* start DATA SHOWN *

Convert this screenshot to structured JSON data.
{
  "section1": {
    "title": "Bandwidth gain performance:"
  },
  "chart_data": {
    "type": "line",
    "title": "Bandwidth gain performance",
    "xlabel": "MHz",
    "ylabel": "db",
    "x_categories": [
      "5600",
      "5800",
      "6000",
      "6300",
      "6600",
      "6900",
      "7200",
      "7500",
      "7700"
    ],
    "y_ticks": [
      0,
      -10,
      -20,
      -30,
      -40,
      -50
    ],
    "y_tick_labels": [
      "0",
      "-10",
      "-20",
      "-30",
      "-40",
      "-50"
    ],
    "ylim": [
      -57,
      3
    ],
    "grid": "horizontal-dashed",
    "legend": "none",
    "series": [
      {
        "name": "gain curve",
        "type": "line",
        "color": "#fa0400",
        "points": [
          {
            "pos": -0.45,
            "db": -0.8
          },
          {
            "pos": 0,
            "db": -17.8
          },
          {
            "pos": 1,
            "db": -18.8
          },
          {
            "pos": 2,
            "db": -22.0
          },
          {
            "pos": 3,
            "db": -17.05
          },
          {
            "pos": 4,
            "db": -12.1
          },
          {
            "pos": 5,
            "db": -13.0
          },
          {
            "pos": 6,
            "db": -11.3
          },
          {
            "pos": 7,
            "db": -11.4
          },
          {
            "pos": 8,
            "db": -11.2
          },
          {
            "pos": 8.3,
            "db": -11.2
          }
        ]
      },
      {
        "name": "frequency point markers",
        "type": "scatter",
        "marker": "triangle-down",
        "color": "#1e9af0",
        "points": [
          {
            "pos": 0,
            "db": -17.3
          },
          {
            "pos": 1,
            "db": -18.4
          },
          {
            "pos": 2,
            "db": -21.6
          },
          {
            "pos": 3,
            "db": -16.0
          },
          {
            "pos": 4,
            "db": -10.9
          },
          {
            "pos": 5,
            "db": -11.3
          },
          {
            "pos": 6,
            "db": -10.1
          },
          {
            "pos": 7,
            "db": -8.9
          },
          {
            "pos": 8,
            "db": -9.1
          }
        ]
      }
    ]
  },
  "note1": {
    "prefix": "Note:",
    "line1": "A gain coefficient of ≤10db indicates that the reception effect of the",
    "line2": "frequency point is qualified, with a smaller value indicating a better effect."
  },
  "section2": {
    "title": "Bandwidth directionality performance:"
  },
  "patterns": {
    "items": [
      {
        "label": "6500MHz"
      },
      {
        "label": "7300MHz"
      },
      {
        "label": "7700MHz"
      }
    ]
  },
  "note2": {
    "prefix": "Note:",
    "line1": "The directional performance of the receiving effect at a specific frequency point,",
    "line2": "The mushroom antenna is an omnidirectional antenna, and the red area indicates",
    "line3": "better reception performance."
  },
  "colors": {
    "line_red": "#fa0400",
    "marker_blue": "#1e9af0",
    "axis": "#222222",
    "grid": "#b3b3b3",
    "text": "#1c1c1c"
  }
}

* end DATA SHOWN *

WRITTEN TASK — Nothing may be left out: return each entry exactly as it reads.

COMPLETED TASK —
Convert this screenshot to structured JSON data.
{
  "section1": {
    "title": "Bandwidth gain performance:"
  },
  "chart_data": {
    "type": "line",
    "title": "Bandwidth gain performance",
    "xlabel": "MHz",
    "ylabel": "db",
    "x_categories": [
      "5600",
      "5800",
      "6000",
      "6300",
      "6600",
      "6900",
      "7200",
      "7500",
      "7700"
    ],
    "y_ticks": [
      0,
      -10,
      -20,
      -30,
      -40,
      -50
    ],
    "y_tick_labels": [
      "0",
      "-10",
      "-20",
      "-30",
      "-40",
      "-50"
    ],
    "ylim": [
      -57,
      3
    ],
    "grid": "horizontal-dashed",
    "legend": "none",
    "series": [
      {
        "name": "gain curve",
        "type": "line",
        "color": "#fa0400",
        "points": [
          {
            "pos": -0.45,
            "db": -0.8
          },
          {
            "pos": 0,
            "db": -17.8
          },
          {
            "pos": 1,
            "db": -18.8
          },
          {
            "pos": 2,
            "db": -22.0
          },
          {
            "pos": 3,
            "db": -17.05
          },
          {
            "pos": 4,
            "db": -12.1
          },
          {
            "pos": 5,
            "db": -13.0
          },
          {
            "pos": 6,
            "db": -11.3
          },
          {
            "pos": 7,
            "db": -11.4
          },
          {
            "pos": 8,
            "db": -11.2
          },
          {
            "pos": 8.3,
            "db": -11.2
          }
        ]
      },
      {
        "name": "frequency point markers",
        "type": "scatter",
        "marker": "triangle-down",
        "color": "#1e9af0",
        "points": [
          {
            "pos": 0,
            "db": -17.3
          },
          {
            "pos": 1,
            "db": -18.4
          },
          {
            "pos": 2,
            "db": -21.6
          },
          {
            "pos": 3,
            "db": -16.0
          },
          {
            "pos": 4,
            "db": -10.9
          },
          {
            "pos": 5,
            "db": -11.3
          },
          {
            "pos": 6,
            "db": -10.1
          },
          {
            "pos": 7,
            "db": -8.9
          },
          {
            "pos": 8,
            "db": -9.1
          }
        ]
      }
    ]
  },
  "note1": {
    "prefix": "Note:",
    "line1": "A gain coefficient of ≤10db indicates that the reception effect of the",
    "line2": "frequency point is qualified, with a smaller value indicating a better effect."
  },
  "section2": {
    "title": "Bandwidth directionality performance:"
  },
  "patterns": {
    "items": [
      {
        "label": "6500MHz"
      },
      {
        "label": "7300MHz"
      },
      {
        "label": "7700MHz"
      }
    ]
  },
  "note2": {
    "prefix": "Note:",
    "line1": "The directional performance of the receiving effect at a specific frequency point,",
    "line2": "The mushroom antenna is an omnidirectional antenna, and the red area indicates",
    "line3": "better reception performance."
  },
  "colors": {
    "line_red": "#fa0400",
    "marker_blue": "#1e9af0",
    "axis": "#222222",
    "grid": "#b3b3b3",
    "text": "#1c1c1c"
  }
}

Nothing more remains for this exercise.